> Do this:
Look for "describen" in each line of the entries, and return the matching lines.

> Data supplied:

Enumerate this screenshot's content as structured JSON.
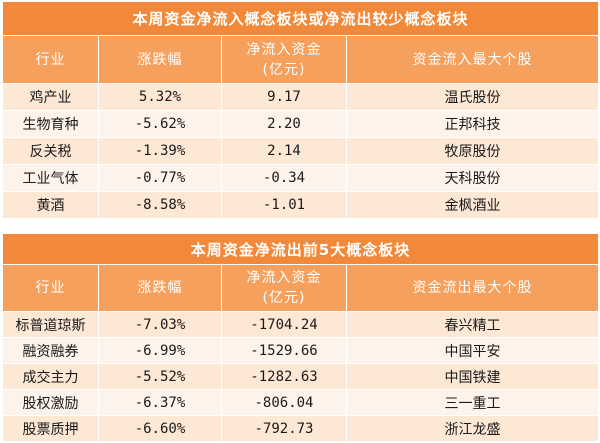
{
  "table1": {
    "title": "本周资金净流入概念板块或净流出较少概念板块",
    "headers": [
      "行业",
      "涨跌幅",
      "净流入资金",
      "(亿元)",
      "资金流入最大个股"
    ],
    "rows": [
      [
        "鸡产业",
        "5.32%",
        "9.17",
        "温氏股份"
      ],
      [
        "生物育种",
        "-5.62%",
        "2.20",
        "正邦科技"
      ],
      [
        "反关税",
        "-1.39%",
        "2.14",
        "牧原股份"
      ],
      [
        "工业气体",
        "-0.77%",
        "-0.34",
        "天科股份"
      ],
      [
        "黄酒",
        "-8.58%",
        "-1.01",
        "金枫酒业"
      ]
    ]
  },
  "table2": {
    "title": "本周资金净流出前5大概念板块",
    "headers": [
      "行业",
      "涨跌幅",
      "净流入资金",
      "(亿元)",
      "资金流出最大个股"
    ],
    "rows": [
      [
        "标普道琼斯",
        "-7.03%",
        "-1704.24",
        "春兴精工"
      ],
      [
        "融资融券",
        "-6.99%",
        "-1529.66",
        "中国平安"
      ],
      [
        "成交主力",
        "-5.52%",
        "-1282.63",
        "中国铁建"
      ],
      [
        "股权激励",
        "-6.37%",
        "-806.04",
        "三一重工"
      ],
      [
        "股票质押",
        "-6.60%",
        "-792.73",
        "浙江龙盛"
      ]
    ]
  },
  "colors": {
    "title_bg": "#f2893a",
    "header_bg": "#f5a05c",
    "row_odd": "#fde7d5",
    "row_even": "#fef3ea",
    "header_text": "#ffffff"
  }
}
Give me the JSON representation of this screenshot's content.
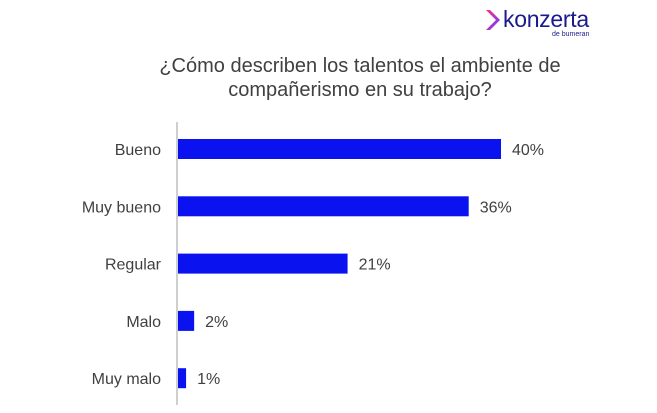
{
  "logo": {
    "name": "konzerta",
    "sub": "de bumeran"
  },
  "colors": {
    "bar": "#0a12f0",
    "axis": "#bfbfbf",
    "text": "#404040",
    "brand": "#1a1a8c"
  },
  "chart_data": {
    "type": "bar",
    "orientation": "horizontal",
    "title": "¿Cómo describen los talentos el ambiente de compañerismo en su trabajo?",
    "title_lines": [
      "¿Cómo describen los talentos el ambiente de",
      "compañerismo en su trabajo?"
    ],
    "categories": [
      "Bueno",
      "Muy bueno",
      "Regular",
      "Malo",
      "Muy malo"
    ],
    "values": [
      40,
      36,
      21,
      2,
      1
    ],
    "value_labels": [
      "40%",
      "36%",
      "21%",
      "2%",
      "1%"
    ],
    "xlim": [
      0,
      40
    ],
    "grid": false,
    "legend": "none"
  }
}
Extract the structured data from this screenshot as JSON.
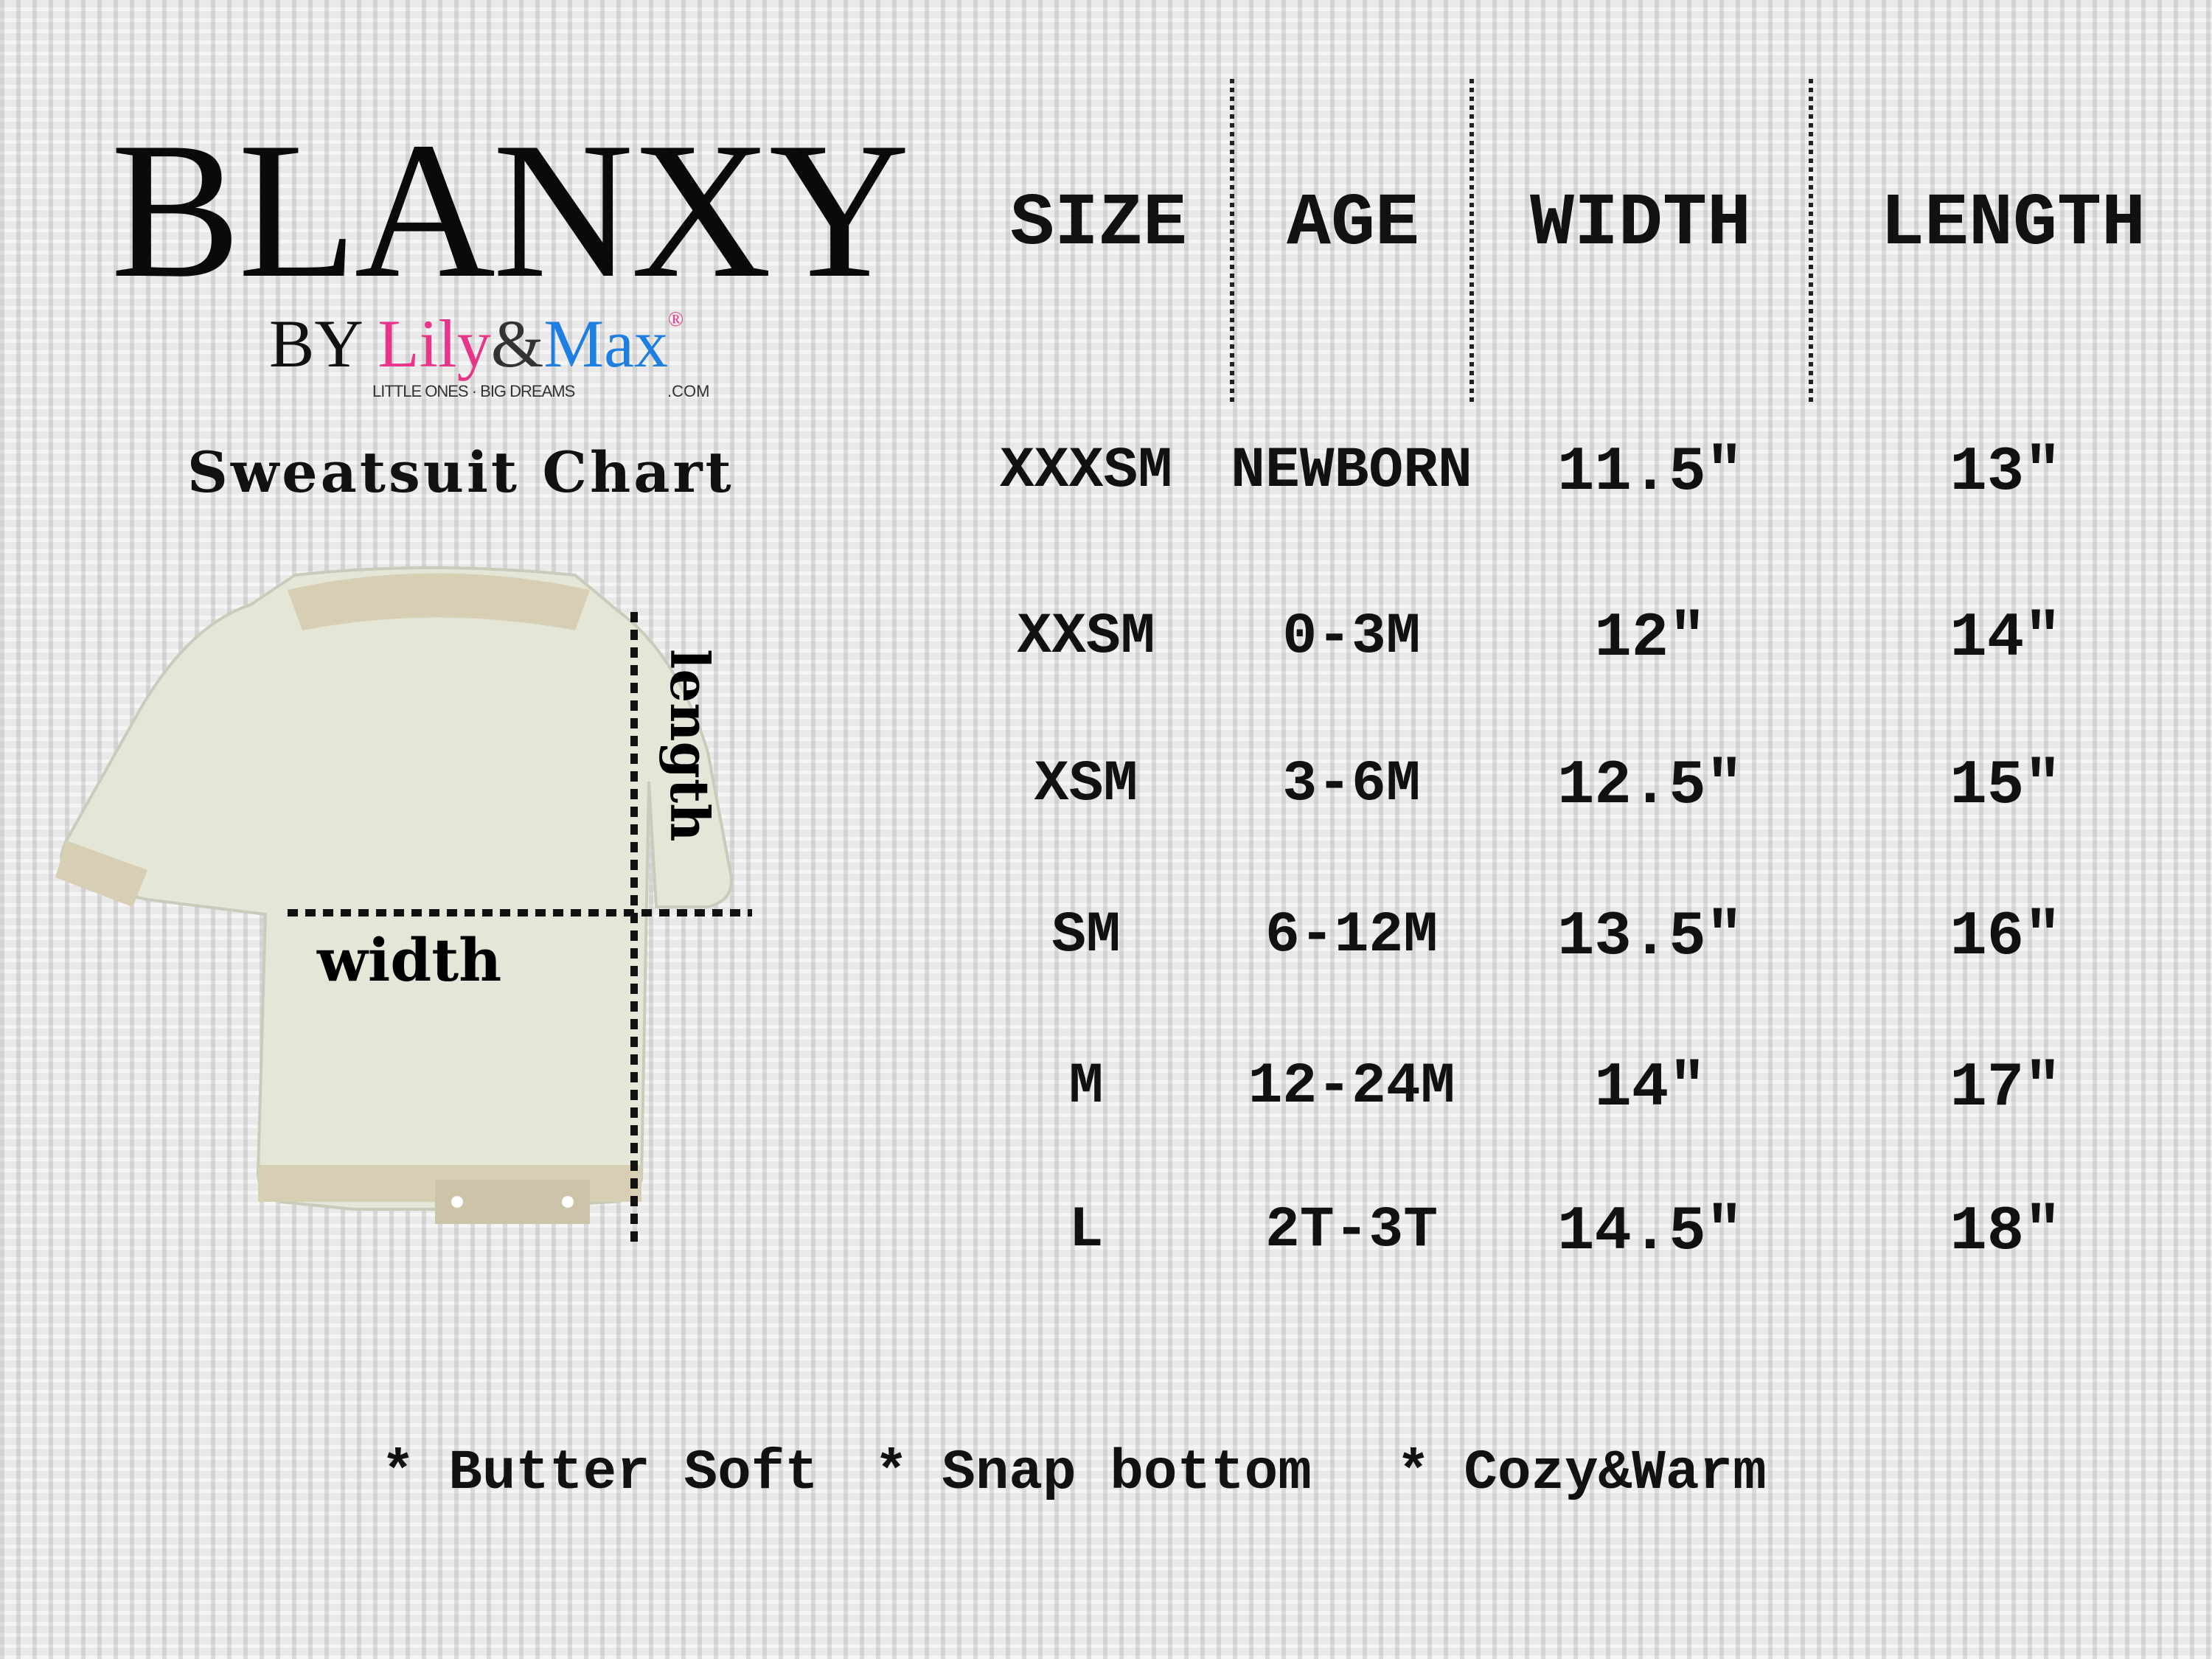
{
  "brand": {
    "name": "BLANXY",
    "by": "BY",
    "lily": "Lily",
    "amp": "&",
    "max": "Max",
    "registered": "®",
    "tagline": "LITTLE ONES · BIG DREAMS",
    "dotcom": ".COM"
  },
  "chart_title": "Sweatsuit Chart",
  "headers": [
    "SIZE",
    "AGE",
    "WIDTH",
    "LENGTH"
  ],
  "rows": [
    {
      "size": "XXXSM",
      "age": "NEWBORN",
      "width": "11.5\"",
      "length": "13\""
    },
    {
      "size": "XXSM",
      "age": "0-3M",
      "width": "12\"",
      "length": "14\""
    },
    {
      "size": "XSM",
      "age": "3-6M",
      "width": "12.5\"",
      "length": "15\""
    },
    {
      "size": "SM",
      "age": "6-12M",
      "width": "13.5\"",
      "length": "16\""
    },
    {
      "size": "M",
      "age": "12-24M",
      "width": "14\"",
      "length": "17\""
    },
    {
      "size": "L",
      "age": "2T-3T",
      "width": "14.5\"",
      "length": "18\""
    }
  ],
  "garment": {
    "width_label": "width",
    "length_label": "length"
  },
  "features": [
    "* Butter Soft",
    "* Snap bottom",
    "* Cozy&Warm"
  ],
  "colors": {
    "lily": "#e8358a",
    "max": "#1f7fe0",
    "garment": "#e4e6d8",
    "trim": "#d8ceb4"
  }
}
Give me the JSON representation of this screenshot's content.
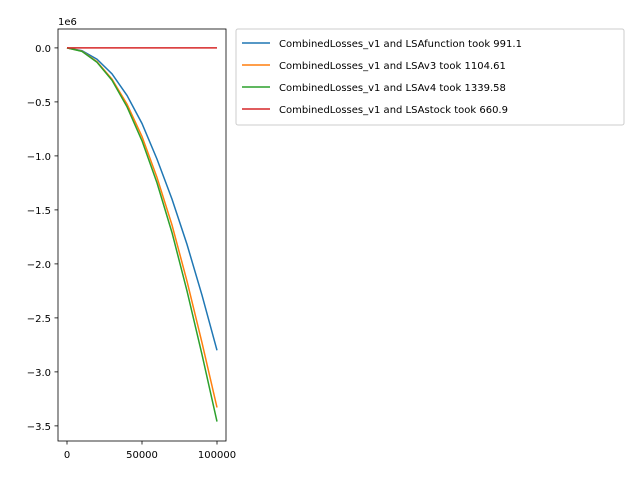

> Expected answer:
    "title": "¿Cómo describen los talentos el ambiente de compañerismo en su trabajo?",
      "¿Cómo describen los talentos el ambiente de",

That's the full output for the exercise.